══ Supplied material ══
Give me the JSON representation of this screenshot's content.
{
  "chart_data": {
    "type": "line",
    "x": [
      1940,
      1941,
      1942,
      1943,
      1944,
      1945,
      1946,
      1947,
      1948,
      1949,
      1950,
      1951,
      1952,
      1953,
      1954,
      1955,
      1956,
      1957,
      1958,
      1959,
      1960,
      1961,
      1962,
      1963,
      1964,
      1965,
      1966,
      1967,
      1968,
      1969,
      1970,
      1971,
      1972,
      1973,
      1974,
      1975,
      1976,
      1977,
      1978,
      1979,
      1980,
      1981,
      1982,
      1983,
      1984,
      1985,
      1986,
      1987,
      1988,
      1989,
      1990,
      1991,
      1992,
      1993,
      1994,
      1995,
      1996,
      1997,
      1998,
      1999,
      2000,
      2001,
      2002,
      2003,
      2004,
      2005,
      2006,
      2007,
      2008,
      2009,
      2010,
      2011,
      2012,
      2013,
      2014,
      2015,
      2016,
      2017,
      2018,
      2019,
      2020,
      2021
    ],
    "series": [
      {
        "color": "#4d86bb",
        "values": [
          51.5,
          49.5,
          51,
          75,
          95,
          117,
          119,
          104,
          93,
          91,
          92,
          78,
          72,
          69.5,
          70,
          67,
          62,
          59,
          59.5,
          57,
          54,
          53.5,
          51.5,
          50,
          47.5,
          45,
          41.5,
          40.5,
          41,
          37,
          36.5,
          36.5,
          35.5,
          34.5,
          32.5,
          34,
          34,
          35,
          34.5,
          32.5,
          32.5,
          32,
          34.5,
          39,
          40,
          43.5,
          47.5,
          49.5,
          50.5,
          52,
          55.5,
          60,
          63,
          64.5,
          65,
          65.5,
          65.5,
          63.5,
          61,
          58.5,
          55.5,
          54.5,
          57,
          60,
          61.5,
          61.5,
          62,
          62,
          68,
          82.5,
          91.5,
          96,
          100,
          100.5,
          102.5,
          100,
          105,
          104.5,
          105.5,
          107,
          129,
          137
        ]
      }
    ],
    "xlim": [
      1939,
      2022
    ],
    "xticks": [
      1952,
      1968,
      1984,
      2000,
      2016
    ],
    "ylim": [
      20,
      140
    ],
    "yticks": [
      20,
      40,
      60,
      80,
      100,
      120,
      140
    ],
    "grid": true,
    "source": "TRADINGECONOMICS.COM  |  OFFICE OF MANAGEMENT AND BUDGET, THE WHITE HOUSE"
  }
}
═══
- What you should do -
Set down the entries verbatim, leaving none out.

- Response -
Give me the JSON representation of this screenshot's content.
{
  "chart_data": {
    "type": "line",
    "x": [
      1940,
      1941,
      1942,
      1943,
      1944,
      1945,
      1946,
      1947,
      1948,
      1949,
      1950,
      1951,
      1952,
      1953,
      1954,
      1955,
      1956,
      1957,
      1958,
      1959,
      1960,
      1961,
      1962,
      1963,
      1964,
      1965,
      1966,
      1967,
      1968,
      1969,
      1970,
      1971,
      1972,
      1973,
      1974,
      1975,
      1976,
      1977,
      1978,
      1979,
      1980,
      1981,
      1982,
      1983,
      1984,
      1985,
      1986,
      1987,
      1988,
      1989,
      1990,
      1991,
      1992,
      1993,
      1994,
      1995,
      1996,
      1997,
      1998,
      1999,
      2000,
      2001,
      2002,
      2003,
      2004,
      2005,
      2006,
      2007,
      2008,
      2009,
      2010,
      2011,
      2012,
      2013,
      2014,
      2015,
      2016,
      2017,
      2018,
      2019,
      2020,
      2021
    ],
    "series": [
      {
        "color": "#4d86bb",
        "values": [
          51.5,
          49.5,
          51,
          75,
          95,
          117,
          119,
          104,
          93,
          91,
          92,
          78,
          72,
          69.5,
          70,
          67,
          62,
          59,
          59.5,
          57,
          54,
          53.5,
          51.5,
          50,
          47.5,
          45,
          41.5,
          40.5,
          41,
          37,
          36.5,
          36.5,
          35.5,
          34.5,
          32.5,
          34,
          34,
          35,
          34.5,
          32.5,
          32.5,
          32,
          34.5,
          39,
          40,
          43.5,
          47.5,
          49.5,
          50.5,
          52,
          55.5,
          60,
          63,
          64.5,
          65,
          65.5,
          65.5,
          63.5,
          61,
          58.5,
          55.5,
          54.5,
          57,
          60,
          61.5,
          61.5,
          62,
          62,
          68,
          82.5,
          91.5,
          96,
          100,
          100.5,
          102.5,
          100,
          105,
          104.5,
          105.5,
          107,
          129,
          137
        ]
      }
    ],
    "xlim": [
      1939,
      2022
    ],
    "xticks": [
      1952,
      1968,
      1984,
      2000,
      2016
    ],
    "ylim": [
      20,
      140
    ],
    "yticks": [
      20,
      40,
      60,
      80,
      100,
      120,
      140
    ],
    "grid": true,
    "source": "TRADINGECONOMICS.COM  |  OFFICE OF MANAGEMENT AND BUDGET, THE WHITE HOUSE"
  }
}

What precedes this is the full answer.